== Listed entries ==
.....

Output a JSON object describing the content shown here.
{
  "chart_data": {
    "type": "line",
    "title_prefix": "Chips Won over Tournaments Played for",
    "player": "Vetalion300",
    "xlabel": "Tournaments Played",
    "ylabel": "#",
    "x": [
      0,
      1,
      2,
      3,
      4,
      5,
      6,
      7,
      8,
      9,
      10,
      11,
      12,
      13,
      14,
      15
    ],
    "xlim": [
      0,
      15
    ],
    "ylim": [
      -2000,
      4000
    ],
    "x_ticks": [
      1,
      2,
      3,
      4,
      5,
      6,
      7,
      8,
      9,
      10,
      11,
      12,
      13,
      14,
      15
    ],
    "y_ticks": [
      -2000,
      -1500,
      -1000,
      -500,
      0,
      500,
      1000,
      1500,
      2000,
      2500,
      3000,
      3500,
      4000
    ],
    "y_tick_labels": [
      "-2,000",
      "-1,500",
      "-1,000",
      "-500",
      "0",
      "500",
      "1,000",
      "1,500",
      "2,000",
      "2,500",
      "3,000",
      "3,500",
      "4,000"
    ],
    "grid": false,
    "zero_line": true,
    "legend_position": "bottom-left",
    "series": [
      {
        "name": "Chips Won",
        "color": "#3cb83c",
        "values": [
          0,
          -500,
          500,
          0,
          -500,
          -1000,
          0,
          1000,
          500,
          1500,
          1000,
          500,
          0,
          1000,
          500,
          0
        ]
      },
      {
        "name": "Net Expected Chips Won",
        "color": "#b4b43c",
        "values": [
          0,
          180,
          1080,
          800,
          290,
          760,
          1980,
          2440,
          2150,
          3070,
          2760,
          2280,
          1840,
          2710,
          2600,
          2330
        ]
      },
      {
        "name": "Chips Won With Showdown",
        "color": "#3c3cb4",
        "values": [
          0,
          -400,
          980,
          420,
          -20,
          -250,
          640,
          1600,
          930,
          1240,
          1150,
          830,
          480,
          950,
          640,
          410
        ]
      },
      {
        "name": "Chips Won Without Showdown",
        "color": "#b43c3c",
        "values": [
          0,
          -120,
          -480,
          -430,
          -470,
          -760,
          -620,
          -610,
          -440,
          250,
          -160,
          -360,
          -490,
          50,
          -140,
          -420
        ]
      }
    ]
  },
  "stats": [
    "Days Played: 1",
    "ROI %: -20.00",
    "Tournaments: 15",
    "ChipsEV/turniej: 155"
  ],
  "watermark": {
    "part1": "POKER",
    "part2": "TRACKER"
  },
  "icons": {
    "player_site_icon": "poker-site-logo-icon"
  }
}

.....

Would you write down every record again, exactly?

Output a JSON object describing the content shown here.
{
  "chart_data": {
    "type": "line",
    "title_prefix": "Chips Won over Tournaments Played for",
    "player": "Vetalion300",
    "xlabel": "Tournaments Played",
    "ylabel": "#",
    "x": [
      0,
      1,
      2,
      3,
      4,
      5,
      6,
      7,
      8,
      9,
      10,
      11,
      12,
      13,
      14,
      15
    ],
    "xlim": [
      0,
      15
    ],
    "ylim": [
      -2000,
      4000
    ],
    "x_ticks": [
      1,
      2,
      3,
      4,
      5,
      6,
      7,
      8,
      9,
      10,
      11,
      12,
      13,
      14,
      15
    ],
    "y_ticks": [
      -2000,
      -1500,
      -1000,
      -500,
      0,
      500,
      1000,
      1500,
      2000,
      2500,
      3000,
      3500,
      4000
    ],
    "y_tick_labels": [
      "-2,000",
      "-1,500",
      "-1,000",
      "-500",
      "0",
      "500",
      "1,000",
      "1,500",
      "2,000",
      "2,500",
      "3,000",
      "3,500",
      "4,000"
    ],
    "grid": false,
    "zero_line": true,
    "legend_position": "bottom-left",
    "series": [
      {
        "name": "Chips Won",
        "color": "#3cb83c",
        "values": [
          0,
          -500,
          500,
          0,
          -500,
          -1000,
          0,
          1000,
          500,
          1500,
          1000,
          500,
          0,
          1000,
          500,
          0
        ]
      },
      {
        "name": "Net Expected Chips Won",
        "color": "#b4b43c",
        "values": [
          0,
          180,
          1080,
          800,
          290,
          760,
          1980,
          2440,
          2150,
          3070,
          2760,
          2280,
          1840,
          2710,
          2600,
          2330
        ]
      },
      {
        "name": "Chips Won With Showdown",
        "color": "#3c3cb4",
        "values": [
          0,
          -400,
          980,
          420,
          -20,
          -250,
          640,
          1600,
          930,
          1240,
          1150,
          830,
          480,
          950,
          640,
          410
        ]
      },
      {
        "name": "Chips Won Without Showdown",
        "color": "#b43c3c",
        "values": [
          0,
          -120,
          -480,
          -430,
          -470,
          -760,
          -620,
          -610,
          -440,
          250,
          -160,
          -360,
          -490,
          50,
          -140,
          -420
        ]
      }
    ]
  },
  "stats": [
    "Days Played: 1",
    "ROI %: -20.00",
    "Tournaments: 15",
    "ChipsEV/turniej: 155"
  ],
  "watermark": {
    "part1": "POKER",
    "part2": "TRACKER"
  },
  "icons": {
    "player_site_icon": "poker-site-logo-icon"
  }
}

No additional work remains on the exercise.